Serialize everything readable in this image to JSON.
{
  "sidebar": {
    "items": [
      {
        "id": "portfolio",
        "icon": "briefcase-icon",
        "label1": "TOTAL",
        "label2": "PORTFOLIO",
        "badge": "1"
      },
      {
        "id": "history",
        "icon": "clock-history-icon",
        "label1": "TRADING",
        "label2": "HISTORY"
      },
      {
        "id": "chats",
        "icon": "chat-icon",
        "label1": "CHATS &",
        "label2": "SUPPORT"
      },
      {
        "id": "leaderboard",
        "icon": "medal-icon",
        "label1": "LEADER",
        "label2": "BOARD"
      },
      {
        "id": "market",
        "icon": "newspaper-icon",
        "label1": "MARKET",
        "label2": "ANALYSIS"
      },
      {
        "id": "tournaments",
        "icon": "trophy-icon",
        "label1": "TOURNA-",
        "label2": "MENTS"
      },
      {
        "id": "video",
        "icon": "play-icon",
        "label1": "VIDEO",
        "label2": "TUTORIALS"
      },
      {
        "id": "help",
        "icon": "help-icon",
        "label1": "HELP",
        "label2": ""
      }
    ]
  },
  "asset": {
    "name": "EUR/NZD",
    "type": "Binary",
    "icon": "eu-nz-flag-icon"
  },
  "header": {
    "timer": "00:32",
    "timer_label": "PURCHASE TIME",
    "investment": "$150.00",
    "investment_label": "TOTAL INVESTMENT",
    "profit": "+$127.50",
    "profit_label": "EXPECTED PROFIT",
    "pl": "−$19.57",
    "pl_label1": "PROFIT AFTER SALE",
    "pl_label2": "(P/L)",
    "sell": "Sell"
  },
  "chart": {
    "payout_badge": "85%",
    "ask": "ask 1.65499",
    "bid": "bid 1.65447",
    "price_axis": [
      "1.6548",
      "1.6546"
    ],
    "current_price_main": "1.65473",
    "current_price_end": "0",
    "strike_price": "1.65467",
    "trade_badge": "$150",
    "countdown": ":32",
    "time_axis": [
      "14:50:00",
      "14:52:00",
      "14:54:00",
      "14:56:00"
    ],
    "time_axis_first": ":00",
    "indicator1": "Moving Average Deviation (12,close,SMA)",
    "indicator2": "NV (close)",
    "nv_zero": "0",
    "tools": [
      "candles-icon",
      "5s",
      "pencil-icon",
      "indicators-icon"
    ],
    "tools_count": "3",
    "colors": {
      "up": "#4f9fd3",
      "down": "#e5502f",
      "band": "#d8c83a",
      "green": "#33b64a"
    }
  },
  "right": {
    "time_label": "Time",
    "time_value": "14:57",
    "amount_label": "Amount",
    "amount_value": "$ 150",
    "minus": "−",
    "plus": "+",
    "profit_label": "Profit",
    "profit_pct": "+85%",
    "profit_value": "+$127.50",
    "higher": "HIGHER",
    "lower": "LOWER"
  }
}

* * *

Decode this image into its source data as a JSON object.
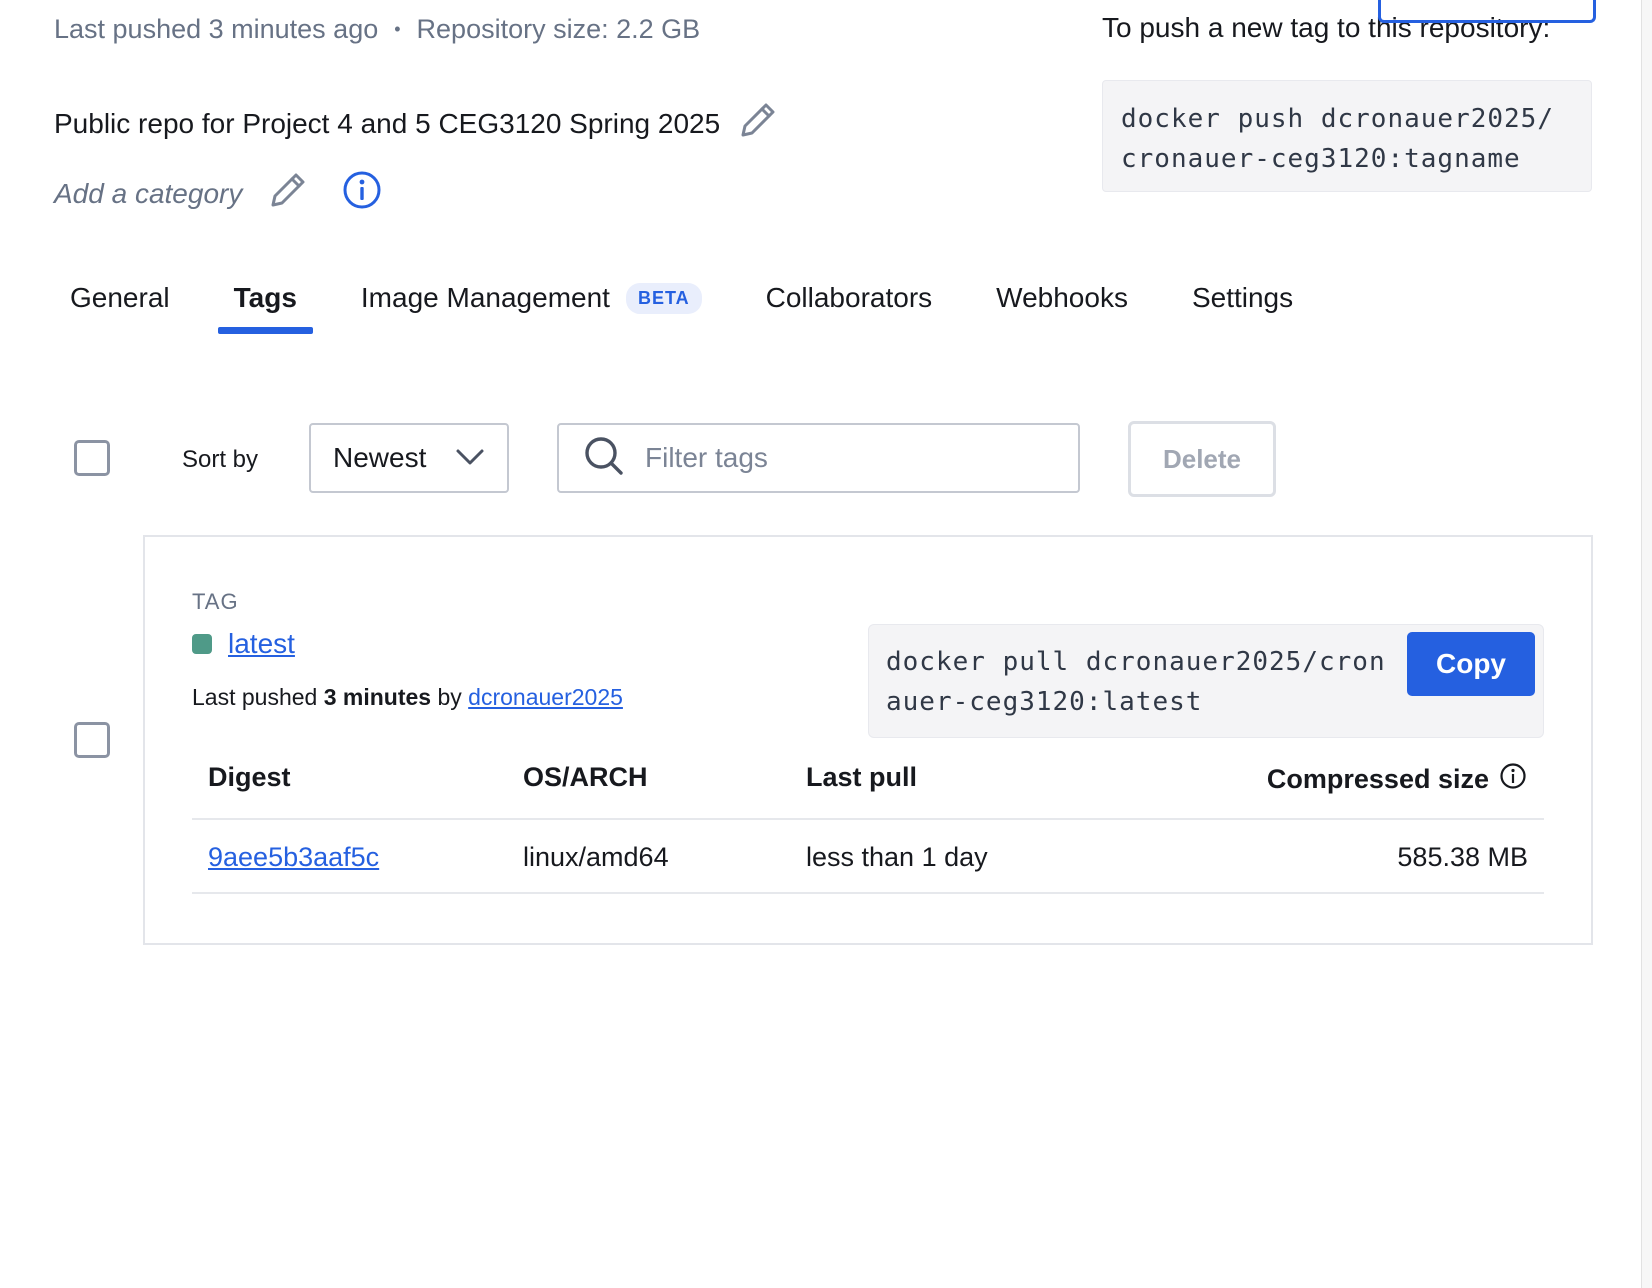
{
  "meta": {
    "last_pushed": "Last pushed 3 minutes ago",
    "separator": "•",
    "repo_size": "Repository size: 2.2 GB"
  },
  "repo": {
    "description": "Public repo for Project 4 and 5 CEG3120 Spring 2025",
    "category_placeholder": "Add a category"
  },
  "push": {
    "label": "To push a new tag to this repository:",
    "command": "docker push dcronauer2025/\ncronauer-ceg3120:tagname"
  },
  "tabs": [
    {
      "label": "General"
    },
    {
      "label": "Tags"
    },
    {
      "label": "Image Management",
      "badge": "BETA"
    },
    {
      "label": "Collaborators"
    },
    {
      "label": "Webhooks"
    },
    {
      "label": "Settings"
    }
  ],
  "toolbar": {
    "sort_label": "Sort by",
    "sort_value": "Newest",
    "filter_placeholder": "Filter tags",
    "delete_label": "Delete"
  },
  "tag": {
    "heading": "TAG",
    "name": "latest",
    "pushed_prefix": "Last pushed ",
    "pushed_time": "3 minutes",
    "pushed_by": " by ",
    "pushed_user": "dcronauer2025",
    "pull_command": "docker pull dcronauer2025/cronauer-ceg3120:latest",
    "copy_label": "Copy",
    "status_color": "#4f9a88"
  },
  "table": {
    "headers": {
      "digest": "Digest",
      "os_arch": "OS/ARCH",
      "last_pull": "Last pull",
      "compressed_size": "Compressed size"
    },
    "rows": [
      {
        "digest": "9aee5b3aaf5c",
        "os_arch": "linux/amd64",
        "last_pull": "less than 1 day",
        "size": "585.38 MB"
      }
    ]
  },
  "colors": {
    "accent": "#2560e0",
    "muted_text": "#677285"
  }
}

## What is expected
How many lines in the data contain the string "close"? Respond with the number only.

## Exercise solution
2